Task description:
Go through the entries below and pick out every line with "icon".

Supplied material:
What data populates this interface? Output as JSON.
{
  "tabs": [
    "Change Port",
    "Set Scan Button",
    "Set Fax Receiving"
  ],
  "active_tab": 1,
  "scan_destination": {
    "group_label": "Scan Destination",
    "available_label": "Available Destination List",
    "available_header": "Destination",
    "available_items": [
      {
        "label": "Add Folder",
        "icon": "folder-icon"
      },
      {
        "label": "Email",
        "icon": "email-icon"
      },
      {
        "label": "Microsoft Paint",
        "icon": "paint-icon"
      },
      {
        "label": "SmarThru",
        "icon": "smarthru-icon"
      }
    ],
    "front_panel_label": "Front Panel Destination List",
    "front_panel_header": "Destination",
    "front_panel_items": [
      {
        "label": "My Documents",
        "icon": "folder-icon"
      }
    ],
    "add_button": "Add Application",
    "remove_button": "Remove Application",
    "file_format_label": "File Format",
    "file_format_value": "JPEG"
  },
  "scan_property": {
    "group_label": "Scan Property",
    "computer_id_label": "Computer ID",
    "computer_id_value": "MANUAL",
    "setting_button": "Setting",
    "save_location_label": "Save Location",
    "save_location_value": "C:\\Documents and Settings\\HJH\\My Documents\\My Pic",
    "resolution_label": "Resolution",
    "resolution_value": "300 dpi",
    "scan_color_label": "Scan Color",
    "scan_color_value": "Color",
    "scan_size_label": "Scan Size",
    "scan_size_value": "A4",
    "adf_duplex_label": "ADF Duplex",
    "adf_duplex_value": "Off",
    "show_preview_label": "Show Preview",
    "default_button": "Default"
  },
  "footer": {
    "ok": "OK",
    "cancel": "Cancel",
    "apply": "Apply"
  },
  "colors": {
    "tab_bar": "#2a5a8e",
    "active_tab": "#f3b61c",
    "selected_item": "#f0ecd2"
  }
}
==
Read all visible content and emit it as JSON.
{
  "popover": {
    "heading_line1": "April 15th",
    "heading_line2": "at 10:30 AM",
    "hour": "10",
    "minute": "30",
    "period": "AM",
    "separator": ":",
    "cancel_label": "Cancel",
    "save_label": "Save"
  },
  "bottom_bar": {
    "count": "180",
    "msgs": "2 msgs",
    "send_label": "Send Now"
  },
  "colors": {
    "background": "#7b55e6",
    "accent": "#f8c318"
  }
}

Finished answer:
        "icon": "folder-icon"
        "icon": "email-icon"
        "icon": "paint-icon"
        "icon": "smarthru-icon"
        "icon": "folder-icon"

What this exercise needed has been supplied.